# TASK
Transcribe each record below word for word.
— BEGIN —
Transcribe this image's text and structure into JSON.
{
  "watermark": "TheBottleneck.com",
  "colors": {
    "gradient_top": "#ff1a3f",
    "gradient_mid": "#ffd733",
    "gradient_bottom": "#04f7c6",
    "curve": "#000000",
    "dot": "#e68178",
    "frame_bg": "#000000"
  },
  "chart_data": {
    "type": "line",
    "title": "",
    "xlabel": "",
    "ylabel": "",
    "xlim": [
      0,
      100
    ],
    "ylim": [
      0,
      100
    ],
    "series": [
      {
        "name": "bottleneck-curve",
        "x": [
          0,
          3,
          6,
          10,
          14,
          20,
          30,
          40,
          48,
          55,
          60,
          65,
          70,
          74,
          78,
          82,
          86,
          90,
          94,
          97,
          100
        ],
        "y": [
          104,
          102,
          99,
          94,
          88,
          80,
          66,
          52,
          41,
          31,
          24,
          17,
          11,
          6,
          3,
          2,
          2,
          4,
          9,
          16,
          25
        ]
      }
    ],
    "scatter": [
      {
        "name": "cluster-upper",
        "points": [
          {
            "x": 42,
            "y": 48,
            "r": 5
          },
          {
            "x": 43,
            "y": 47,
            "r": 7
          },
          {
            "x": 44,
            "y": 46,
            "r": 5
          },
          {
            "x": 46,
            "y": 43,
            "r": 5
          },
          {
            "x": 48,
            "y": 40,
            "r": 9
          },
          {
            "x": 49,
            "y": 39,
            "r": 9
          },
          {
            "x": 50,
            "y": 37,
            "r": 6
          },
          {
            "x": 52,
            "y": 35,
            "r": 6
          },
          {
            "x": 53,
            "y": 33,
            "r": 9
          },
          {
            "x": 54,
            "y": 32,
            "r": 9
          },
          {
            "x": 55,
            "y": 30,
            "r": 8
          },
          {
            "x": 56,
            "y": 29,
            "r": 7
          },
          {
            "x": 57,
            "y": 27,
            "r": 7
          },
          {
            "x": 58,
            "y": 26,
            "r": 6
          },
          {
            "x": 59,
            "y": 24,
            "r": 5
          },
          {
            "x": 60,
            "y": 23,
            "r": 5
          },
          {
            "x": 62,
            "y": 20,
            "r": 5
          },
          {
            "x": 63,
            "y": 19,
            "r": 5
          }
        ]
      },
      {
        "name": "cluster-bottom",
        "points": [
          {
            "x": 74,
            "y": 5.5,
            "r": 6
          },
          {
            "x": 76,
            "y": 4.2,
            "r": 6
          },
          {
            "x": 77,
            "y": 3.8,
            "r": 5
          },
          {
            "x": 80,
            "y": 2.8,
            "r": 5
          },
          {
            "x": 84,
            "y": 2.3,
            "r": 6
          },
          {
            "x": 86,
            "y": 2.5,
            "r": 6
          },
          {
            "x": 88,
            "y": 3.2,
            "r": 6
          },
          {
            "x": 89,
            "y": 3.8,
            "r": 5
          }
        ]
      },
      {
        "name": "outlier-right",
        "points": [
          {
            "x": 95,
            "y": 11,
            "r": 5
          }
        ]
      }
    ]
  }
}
— END —
# TASK OUTPUT
Transcribe this image's text and structure into JSON.
{
  "watermark": "TheBottleneck.com",
  "colors": {
    "gradient_top": "#ff1a3f",
    "gradient_mid": "#ffd733",
    "gradient_bottom": "#04f7c6",
    "curve": "#000000",
    "dot": "#e68178",
    "frame_bg": "#000000"
  },
  "chart_data": {
    "type": "line",
    "title": "",
    "xlabel": "",
    "ylabel": "",
    "xlim": [
      0,
      100
    ],
    "ylim": [
      0,
      100
    ],
    "series": [
      {
        "name": "bottleneck-curve",
        "x": [
          0,
          3,
          6,
          10,
          14,
          20,
          30,
          40,
          48,
          55,
          60,
          65,
          70,
          74,
          78,
          82,
          86,
          90,
          94,
          97,
          100
        ],
        "y": [
          104,
          102,
          99,
          94,
          88,
          80,
          66,
          52,
          41,
          31,
          24,
          17,
          11,
          6,
          3,
          2,
          2,
          4,
          9,
          16,
          25
        ]
      }
    ],
    "scatter": [
      {
        "name": "cluster-upper",
        "points": [
          {
            "x": 42,
            "y": 48,
            "r": 5
          },
          {
            "x": 43,
            "y": 47,
            "r": 7
          },
          {
            "x": 44,
            "y": 46,
            "r": 5
          },
          {
            "x": 46,
            "y": 43,
            "r": 5
          },
          {
            "x": 48,
            "y": 40,
            "r": 9
          },
          {
            "x": 49,
            "y": 39,
            "r": 9
          },
          {
            "x": 50,
            "y": 37,
            "r": 6
          },
          {
            "x": 52,
            "y": 35,
            "r": 6
          },
          {
            "x": 53,
            "y": 33,
            "r": 9
          },
          {
            "x": 54,
            "y": 32,
            "r": 9
          },
          {
            "x": 55,
            "y": 30,
            "r": 8
          },
          {
            "x": 56,
            "y": 29,
            "r": 7
          },
          {
            "x": 57,
            "y": 27,
            "r": 7
          },
          {
            "x": 58,
            "y": 26,
            "r": 6
          },
          {
            "x": 59,
            "y": 24,
            "r": 5
          },
          {
            "x": 60,
            "y": 23,
            "r": 5
          },
          {
            "x": 62,
            "y": 20,
            "r": 5
          },
          {
            "x": 63,
            "y": 19,
            "r": 5
          }
        ]
      },
      {
        "name": "cluster-bottom",
        "points": [
          {
            "x": 74,
            "y": 5.5,
            "r": 6
          },
          {
            "x": 76,
            "y": 4.2,
            "r": 6
          },
          {
            "x": 77,
            "y": 3.8,
            "r": 5
          },
          {
            "x": 80,
            "y": 2.8,
            "r": 5
          },
          {
            "x": 84,
            "y": 2.3,
            "r": 6
          },
          {
            "x": 86,
            "y": 2.5,
            "r": 6
          },
          {
            "x": 88,
            "y": 3.2,
            "r": 6
          },
          {
            "x": 89,
            "y": 3.8,
            "r": 5
          }
        ]
      },
      {
        "name": "outlier-right",
        "points": [
          {
            "x": 95,
            "y": 11,
            "r": 5
          }
        ]
      }
    ]
  }
}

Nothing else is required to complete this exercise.